[Dataset records]
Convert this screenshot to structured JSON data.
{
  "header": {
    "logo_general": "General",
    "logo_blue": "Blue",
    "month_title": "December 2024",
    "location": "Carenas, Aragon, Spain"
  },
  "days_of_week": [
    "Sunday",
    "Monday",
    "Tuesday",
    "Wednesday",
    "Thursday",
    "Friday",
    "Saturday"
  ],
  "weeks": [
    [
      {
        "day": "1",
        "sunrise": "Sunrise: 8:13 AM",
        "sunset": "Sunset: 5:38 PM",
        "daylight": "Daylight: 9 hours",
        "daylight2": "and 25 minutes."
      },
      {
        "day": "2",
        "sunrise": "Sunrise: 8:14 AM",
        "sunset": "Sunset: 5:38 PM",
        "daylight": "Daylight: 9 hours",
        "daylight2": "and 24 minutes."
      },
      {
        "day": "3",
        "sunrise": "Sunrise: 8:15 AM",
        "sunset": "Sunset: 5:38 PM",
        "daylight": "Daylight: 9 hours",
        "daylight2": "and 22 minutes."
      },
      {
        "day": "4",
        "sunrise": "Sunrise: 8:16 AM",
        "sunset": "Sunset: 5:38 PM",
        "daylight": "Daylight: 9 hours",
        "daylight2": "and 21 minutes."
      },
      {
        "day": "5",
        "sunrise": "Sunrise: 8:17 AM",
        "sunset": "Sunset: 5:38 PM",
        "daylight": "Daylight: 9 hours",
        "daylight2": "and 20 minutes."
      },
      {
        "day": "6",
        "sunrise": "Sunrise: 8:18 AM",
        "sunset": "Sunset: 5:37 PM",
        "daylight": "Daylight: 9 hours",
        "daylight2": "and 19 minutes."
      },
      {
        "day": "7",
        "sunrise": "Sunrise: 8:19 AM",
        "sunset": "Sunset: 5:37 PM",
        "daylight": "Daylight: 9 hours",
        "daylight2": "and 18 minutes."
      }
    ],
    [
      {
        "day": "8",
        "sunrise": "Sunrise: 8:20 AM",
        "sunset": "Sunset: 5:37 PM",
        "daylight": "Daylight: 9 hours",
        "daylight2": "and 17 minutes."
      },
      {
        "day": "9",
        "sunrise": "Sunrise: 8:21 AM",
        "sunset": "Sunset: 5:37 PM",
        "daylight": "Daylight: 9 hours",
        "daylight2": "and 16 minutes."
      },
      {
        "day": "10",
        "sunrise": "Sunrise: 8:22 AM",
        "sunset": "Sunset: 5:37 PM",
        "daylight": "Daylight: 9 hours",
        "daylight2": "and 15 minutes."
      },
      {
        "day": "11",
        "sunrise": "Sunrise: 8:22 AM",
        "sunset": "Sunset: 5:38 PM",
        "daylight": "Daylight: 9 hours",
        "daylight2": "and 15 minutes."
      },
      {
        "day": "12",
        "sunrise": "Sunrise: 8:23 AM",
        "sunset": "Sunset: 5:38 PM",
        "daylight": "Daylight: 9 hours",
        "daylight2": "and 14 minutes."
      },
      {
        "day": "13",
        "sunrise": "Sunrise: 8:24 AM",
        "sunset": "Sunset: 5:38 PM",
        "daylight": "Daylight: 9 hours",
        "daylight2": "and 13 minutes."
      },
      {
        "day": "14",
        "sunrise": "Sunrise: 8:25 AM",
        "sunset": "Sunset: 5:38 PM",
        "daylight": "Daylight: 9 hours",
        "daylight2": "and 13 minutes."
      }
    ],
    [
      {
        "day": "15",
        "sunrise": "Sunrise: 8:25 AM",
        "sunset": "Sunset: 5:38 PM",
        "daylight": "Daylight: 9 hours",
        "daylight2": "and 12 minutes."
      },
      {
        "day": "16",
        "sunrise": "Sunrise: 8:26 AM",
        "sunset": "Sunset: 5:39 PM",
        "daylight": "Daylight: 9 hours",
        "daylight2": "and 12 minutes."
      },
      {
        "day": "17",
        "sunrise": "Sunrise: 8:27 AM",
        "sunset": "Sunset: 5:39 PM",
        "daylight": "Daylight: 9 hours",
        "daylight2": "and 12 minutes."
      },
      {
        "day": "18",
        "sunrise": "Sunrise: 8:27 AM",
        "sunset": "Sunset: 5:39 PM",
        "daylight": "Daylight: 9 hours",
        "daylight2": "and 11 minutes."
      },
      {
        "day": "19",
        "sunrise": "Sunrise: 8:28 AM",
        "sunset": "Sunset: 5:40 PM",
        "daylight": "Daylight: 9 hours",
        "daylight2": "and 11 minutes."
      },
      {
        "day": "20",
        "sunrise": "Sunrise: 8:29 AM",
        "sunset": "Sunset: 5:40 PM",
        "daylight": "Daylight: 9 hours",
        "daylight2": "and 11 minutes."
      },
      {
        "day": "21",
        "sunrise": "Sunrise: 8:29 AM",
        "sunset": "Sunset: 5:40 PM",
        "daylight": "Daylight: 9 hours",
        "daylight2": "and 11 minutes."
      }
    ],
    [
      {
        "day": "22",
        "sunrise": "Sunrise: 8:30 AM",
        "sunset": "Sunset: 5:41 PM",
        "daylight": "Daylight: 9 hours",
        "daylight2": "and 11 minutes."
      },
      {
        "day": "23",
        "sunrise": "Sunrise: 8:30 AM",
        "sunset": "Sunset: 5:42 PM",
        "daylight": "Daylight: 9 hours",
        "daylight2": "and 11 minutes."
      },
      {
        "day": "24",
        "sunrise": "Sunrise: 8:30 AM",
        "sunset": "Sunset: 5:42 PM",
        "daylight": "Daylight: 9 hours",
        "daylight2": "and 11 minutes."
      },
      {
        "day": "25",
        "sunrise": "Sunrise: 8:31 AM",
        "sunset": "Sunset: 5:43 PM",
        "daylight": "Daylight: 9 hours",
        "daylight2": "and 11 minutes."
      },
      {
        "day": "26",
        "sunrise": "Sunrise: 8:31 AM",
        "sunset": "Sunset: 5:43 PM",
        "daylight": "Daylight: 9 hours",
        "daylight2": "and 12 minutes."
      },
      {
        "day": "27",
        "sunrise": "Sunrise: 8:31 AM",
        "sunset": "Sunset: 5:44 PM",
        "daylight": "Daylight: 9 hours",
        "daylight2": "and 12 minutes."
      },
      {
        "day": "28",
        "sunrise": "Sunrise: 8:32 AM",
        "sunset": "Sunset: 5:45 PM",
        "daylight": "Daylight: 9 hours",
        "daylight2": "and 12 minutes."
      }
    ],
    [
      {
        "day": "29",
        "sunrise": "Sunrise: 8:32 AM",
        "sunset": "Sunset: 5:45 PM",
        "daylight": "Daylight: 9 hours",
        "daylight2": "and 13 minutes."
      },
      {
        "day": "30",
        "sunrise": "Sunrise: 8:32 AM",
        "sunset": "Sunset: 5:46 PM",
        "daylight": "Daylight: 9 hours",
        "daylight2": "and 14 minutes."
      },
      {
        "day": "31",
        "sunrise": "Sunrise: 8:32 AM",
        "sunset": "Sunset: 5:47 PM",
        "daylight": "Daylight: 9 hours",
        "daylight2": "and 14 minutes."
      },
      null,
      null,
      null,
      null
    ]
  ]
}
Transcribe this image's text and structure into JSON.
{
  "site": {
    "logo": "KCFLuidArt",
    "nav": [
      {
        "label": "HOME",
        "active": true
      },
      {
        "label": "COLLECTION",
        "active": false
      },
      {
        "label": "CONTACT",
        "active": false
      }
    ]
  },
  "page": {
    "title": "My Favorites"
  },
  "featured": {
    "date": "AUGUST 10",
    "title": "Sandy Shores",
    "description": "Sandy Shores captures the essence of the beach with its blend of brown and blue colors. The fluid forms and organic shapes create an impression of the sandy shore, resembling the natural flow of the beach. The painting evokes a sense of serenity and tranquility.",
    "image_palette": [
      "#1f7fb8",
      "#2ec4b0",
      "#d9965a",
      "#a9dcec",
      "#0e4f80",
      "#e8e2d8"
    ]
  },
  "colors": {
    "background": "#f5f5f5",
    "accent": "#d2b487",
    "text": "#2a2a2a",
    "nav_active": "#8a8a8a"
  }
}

Your instructions
For each line in the data above that contains the string "label", extract the line.

Reply
        "label": "HOME",
        "label": "COLLECTION",
        "label": "CONTACT",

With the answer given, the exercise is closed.